>> Begin EXTRACTED INFORMATION
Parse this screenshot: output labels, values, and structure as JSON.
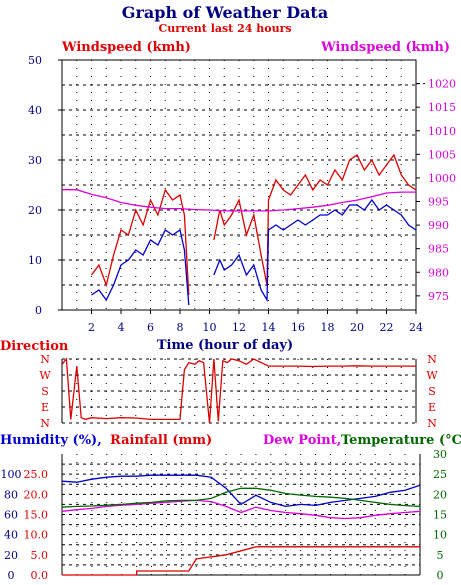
{
  "title": "Graph of Weather Data",
  "subtitle": "Current last 24 hours",
  "colors": {
    "red": "#dd0000",
    "blue": "#0000cc",
    "magenta": "#dd00dd",
    "green": "#006600",
    "navy": "#000080",
    "title": "#000080",
    "grid": "#000000"
  },
  "chart_data": [
    {
      "type": "line",
      "panel": "wind",
      "left_label": "Windspeed (kmh)",
      "right_label": "Windspeed (kmh)",
      "xlabel": "Time (hour of day)",
      "x_ticks": [
        "2",
        "4",
        "6",
        "8",
        "10",
        "12",
        "14",
        "16",
        "18",
        "20",
        "22",
        "24"
      ],
      "xlim": [
        0,
        24
      ],
      "left_axis": {
        "ylim": [
          0,
          50
        ],
        "ticks": [
          "0",
          "10",
          "20",
          "30",
          "40",
          "50"
        ]
      },
      "right_axis": {
        "ylim": [
          972,
          1025
        ],
        "ticks": [
          "975",
          "980",
          "985",
          "990",
          "995",
          "1000",
          "1005",
          "1010",
          "1015",
          "1020"
        ]
      },
      "grid": true,
      "series": [
        {
          "color": "red",
          "axis": "left",
          "x": [
            0,
            2,
            2.5,
            3,
            3.5,
            4,
            4.5,
            5,
            5.5,
            6,
            6.5,
            7,
            7.5,
            8,
            8.3,
            8.6,
            9,
            10,
            10.3,
            10.7,
            11,
            11.5,
            12,
            12.5,
            13,
            13.5,
            13.9,
            14,
            14.5,
            15,
            15.5,
            16,
            16.5,
            17,
            17.5,
            18,
            18.5,
            19,
            19.5,
            20,
            20.5,
            21,
            21.5,
            22,
            22.5,
            23,
            23.5,
            24
          ],
          "values": [
            null,
            7,
            9,
            5,
            11,
            16,
            15,
            20,
            17,
            22,
            19,
            24,
            22,
            23,
            19,
            3,
            null,
            null,
            14,
            20,
            17,
            19,
            22,
            15,
            19,
            11,
            5,
            22,
            26,
            24,
            23,
            25,
            27,
            24,
            26,
            25,
            28,
            26,
            30,
            31,
            28,
            30,
            27,
            29,
            31,
            27,
            25,
            24
          ]
        },
        {
          "color": "blue",
          "axis": "left",
          "x": [
            0,
            2,
            2.5,
            3,
            3.5,
            4,
            4.5,
            5,
            5.5,
            6,
            6.5,
            7,
            7.5,
            8,
            8.3,
            8.6,
            9,
            10,
            10.3,
            10.7,
            11,
            11.5,
            12,
            12.5,
            13,
            13.5,
            13.9,
            14,
            14.5,
            15,
            15.5,
            16,
            16.5,
            17,
            17.5,
            18,
            18.5,
            19,
            19.5,
            20,
            20.5,
            21,
            21.5,
            22,
            22.5,
            23,
            23.5,
            24
          ],
          "values": [
            null,
            3,
            4,
            2,
            5,
            9,
            10,
            12,
            11,
            14,
            13,
            16,
            15,
            16,
            12,
            1,
            null,
            null,
            7,
            10,
            8,
            9,
            11,
            7,
            9,
            4,
            2,
            16,
            17,
            16,
            17,
            18,
            17,
            18,
            19,
            19,
            20,
            19,
            21,
            21,
            20,
            22,
            20,
            21,
            20,
            19,
            17,
            16
          ]
        },
        {
          "color": "magenta",
          "axis": "right",
          "x": [
            0,
            1,
            2,
            3,
            4,
            5,
            6,
            7,
            8,
            9,
            10,
            11,
            12,
            13,
            14,
            15,
            16,
            17,
            18,
            19,
            20,
            21,
            22,
            23,
            24
          ],
          "values": [
            997.5,
            997.5,
            996.5,
            995.8,
            994.8,
            994.2,
            993.8,
            993.5,
            993.5,
            993.3,
            993.2,
            993,
            993,
            993,
            993,
            993.2,
            993.5,
            993.8,
            994.2,
            994.8,
            995.3,
            996,
            996.8,
            997,
            997
          ]
        }
      ]
    },
    {
      "type": "line",
      "panel": "direction",
      "left_label": "Direction",
      "y_ticks": [
        "N",
        "W",
        "S",
        "E",
        "N"
      ],
      "ylim": [
        0,
        360
      ],
      "xlim": [
        0,
        24
      ],
      "grid": true,
      "series": [
        {
          "color": "red",
          "x": [
            0,
            0.3,
            0.6,
            1,
            1.3,
            1.6,
            2,
            3,
            4,
            5,
            6,
            7,
            8,
            8.3,
            8.6,
            9,
            9.3,
            9.6,
            10,
            10.3,
            10.6,
            10.9,
            11.2,
            11.5,
            12,
            12.5,
            13,
            13.5,
            14,
            15,
            16,
            17,
            18,
            19,
            20,
            21,
            22,
            23,
            24
          ],
          "values": [
            330,
            360,
            20,
            320,
            30,
            20,
            30,
            25,
            30,
            28,
            20,
            20,
            20,
            300,
            340,
            330,
            350,
            340,
            0,
            360,
            10,
            350,
            340,
            360,
            350,
            330,
            360,
            340,
            320,
            320,
            320,
            318,
            320,
            320,
            322,
            320,
            320,
            320,
            320
          ]
        }
      ]
    },
    {
      "type": "line",
      "panel": "humidity",
      "labels": [
        "Humidity (%),",
        "Rainfall (mm)",
        "Dew Point,",
        "Temperature (°C)"
      ],
      "humidity_axis": {
        "ylim": [
          0,
          120
        ],
        "ticks": [
          "0",
          "20",
          "40",
          "60",
          "80",
          "100"
        ]
      },
      "rain_axis": {
        "ylim": [
          0,
          30
        ],
        "ticks": [
          "0.0",
          "5.0",
          "10.0",
          "15.0",
          "20.0",
          "25.0"
        ]
      },
      "temp_axis": {
        "ylim": [
          0,
          30
        ],
        "ticks": [
          "0",
          "5",
          "10",
          "15",
          "20",
          "25",
          "30"
        ]
      },
      "xlim": [
        0,
        24
      ],
      "grid": true,
      "series": [
        {
          "color": "blue",
          "axis": "humidity",
          "x": [
            0,
            1,
            2,
            3,
            4,
            5,
            6,
            7,
            8,
            9,
            10,
            11,
            12,
            13,
            14,
            15,
            16,
            17,
            18,
            19,
            20,
            21,
            22,
            23,
            24
          ],
          "values": [
            93,
            92,
            95,
            97,
            98,
            98,
            99,
            99,
            99,
            99,
            97,
            86,
            70,
            79,
            72,
            68,
            70,
            69,
            72,
            74,
            76,
            78,
            82,
            84,
            89
          ]
        },
        {
          "color": "red",
          "axis": "rain",
          "x": [
            0,
            0.1,
            5,
            5.01,
            8.5,
            9,
            9.01,
            11,
            11.01,
            13,
            13.01,
            24
          ],
          "values": [
            0,
            0,
            0,
            1,
            1,
            4,
            4,
            5,
            5,
            7,
            7,
            7
          ]
        },
        {
          "color": "magenta",
          "axis": "temp",
          "x": [
            0,
            1,
            2,
            3,
            4,
            5,
            6,
            7,
            8,
            9,
            10,
            11,
            12,
            13,
            14,
            15,
            16,
            17,
            18,
            19,
            20,
            21,
            22,
            23,
            24
          ],
          "values": [
            15.8,
            16.2,
            16.5,
            17,
            17.3,
            17.5,
            17.8,
            18,
            18.3,
            18.5,
            18.2,
            17,
            15.5,
            16.8,
            16,
            15.5,
            15.2,
            14.8,
            14.2,
            14,
            14.2,
            14.8,
            15.2,
            15.5,
            15.8
          ]
        },
        {
          "color": "green",
          "axis": "temp",
          "x": [
            0,
            1,
            2,
            3,
            4,
            5,
            6,
            7,
            8,
            9,
            10,
            11,
            12,
            13,
            14,
            15,
            16,
            17,
            18,
            19,
            20,
            21,
            22,
            23,
            24
          ],
          "values": [
            16.8,
            17,
            17.1,
            17.3,
            17.5,
            17.8,
            18,
            18.4,
            18.5,
            18.5,
            19,
            20.5,
            21.5,
            21.5,
            21,
            20.2,
            19.8,
            19.5,
            19.3,
            19,
            18.5,
            18,
            17.5,
            17.2,
            17
          ]
        }
      ]
    }
  ]
}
>> End EXTRACTED INFORMATION
* [SET PROBLEM]: Scan the material above for the word "panel". Copy each line where it occurs.

* [SOLUTION TO THIS TASK]:
      "panel": "wind",
      "panel": "direction",
      "panel": "humidity",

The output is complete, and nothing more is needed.